§ **Supplied text**

The above and other objects and novel features of the present invention will become apparent from the description and the accompanying drawings of the present specification.
The following is a summarized description of a representative aspect of the present invention disclosed in this application.
Specifically, communication equipment receives transfer data including data to be transferred, position information of a destination of the data to be transferred, position information of relay points used to determine a route to the destination, and position information of the last transferring vehicle. The communication equipment that received the transfer data calculates a predetermined standby time on the basis of the position of the host vehicle and the received transfer data, and performs a process of transmitting the transfer data after the standby time passes. The communication equipment calculates a time as the standby time that becomes shorter as a distance between the position of the last transferring vehicle and the position of the host vehicle becomes longer in the case where the host vehicle is not located in a predetermined range on the basis of the relay points. The communication equipment calculates a time as the standby time that becomes longer as a distance between the position of the host vehicle and the position of the relay point becomes longer in the case where the host vehicle is located in the predetermined range.

§ **Dataset rows**
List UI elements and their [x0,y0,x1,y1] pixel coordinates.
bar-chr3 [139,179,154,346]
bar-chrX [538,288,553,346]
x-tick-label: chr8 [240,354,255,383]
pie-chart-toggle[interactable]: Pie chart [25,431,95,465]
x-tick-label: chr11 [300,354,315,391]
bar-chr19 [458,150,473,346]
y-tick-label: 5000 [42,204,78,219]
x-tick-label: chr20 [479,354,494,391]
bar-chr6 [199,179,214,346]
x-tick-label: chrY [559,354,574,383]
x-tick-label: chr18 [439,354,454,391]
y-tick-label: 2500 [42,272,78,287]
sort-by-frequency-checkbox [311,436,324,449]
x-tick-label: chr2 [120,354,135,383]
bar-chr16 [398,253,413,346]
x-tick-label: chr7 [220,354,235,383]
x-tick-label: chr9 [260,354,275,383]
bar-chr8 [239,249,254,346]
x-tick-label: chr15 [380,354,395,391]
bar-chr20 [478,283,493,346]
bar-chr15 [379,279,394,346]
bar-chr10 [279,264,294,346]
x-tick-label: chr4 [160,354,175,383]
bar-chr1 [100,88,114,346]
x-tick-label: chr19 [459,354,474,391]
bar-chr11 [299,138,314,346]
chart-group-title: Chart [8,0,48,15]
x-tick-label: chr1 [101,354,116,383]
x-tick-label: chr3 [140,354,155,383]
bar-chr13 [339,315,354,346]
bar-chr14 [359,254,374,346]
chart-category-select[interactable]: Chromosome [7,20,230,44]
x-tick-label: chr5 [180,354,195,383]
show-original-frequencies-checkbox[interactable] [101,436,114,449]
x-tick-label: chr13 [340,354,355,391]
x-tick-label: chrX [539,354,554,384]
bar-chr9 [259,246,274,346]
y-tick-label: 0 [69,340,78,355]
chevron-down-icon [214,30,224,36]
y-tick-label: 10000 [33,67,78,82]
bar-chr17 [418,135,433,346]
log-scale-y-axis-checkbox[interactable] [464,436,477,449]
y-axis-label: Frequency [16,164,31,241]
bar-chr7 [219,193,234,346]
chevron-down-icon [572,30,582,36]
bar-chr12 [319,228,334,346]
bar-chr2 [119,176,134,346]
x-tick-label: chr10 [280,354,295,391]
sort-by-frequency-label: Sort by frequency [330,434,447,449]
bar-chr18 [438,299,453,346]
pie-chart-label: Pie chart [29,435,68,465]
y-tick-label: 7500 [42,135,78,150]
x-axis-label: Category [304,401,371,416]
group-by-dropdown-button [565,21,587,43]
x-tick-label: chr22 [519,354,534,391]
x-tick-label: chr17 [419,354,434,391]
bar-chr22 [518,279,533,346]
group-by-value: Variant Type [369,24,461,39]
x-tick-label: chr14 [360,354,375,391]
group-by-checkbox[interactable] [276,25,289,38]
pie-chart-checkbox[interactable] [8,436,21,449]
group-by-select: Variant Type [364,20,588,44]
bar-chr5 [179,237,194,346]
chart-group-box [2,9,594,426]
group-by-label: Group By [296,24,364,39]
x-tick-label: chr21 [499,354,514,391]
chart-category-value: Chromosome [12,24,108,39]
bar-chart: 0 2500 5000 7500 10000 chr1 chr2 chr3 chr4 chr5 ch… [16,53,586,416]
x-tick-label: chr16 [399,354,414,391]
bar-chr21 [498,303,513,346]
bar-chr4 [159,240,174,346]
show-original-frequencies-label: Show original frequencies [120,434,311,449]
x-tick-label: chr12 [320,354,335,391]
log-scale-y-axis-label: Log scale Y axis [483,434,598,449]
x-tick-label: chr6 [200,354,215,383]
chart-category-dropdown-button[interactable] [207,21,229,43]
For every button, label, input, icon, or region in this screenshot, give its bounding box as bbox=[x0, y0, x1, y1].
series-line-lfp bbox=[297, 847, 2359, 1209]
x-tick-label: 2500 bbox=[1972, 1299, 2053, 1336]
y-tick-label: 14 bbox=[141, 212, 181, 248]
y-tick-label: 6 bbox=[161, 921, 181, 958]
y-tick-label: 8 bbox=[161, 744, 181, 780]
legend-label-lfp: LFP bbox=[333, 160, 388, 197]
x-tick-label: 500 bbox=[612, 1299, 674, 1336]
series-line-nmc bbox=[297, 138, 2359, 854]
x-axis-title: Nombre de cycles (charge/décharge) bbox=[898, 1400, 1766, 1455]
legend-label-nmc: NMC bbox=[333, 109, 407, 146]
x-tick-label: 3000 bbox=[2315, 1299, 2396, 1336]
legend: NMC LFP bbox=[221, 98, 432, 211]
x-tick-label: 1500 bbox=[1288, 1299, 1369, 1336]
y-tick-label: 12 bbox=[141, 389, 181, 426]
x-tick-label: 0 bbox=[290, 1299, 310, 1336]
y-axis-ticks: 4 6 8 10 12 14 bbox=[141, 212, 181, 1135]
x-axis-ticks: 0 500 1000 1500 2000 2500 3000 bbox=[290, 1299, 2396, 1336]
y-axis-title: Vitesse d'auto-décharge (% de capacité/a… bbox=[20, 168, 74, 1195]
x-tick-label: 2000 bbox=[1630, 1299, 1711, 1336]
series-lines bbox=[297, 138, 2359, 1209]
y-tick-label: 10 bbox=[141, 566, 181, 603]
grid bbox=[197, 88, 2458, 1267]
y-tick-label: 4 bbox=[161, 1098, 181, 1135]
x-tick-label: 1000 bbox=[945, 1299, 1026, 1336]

§ **Exercise task**
Write out the vehicle relay text again, starting with "The above and" and going on through "in this application.", and swap in "proposed method" for "present invention" each time it appears.

§ **Response to this task**
The above and other objects and novel features of the proposed method will become apparent from the description and the accompanying drawings of the present specification.
The following is a summarized description of a representative aspect of the proposed method disclosed in this application.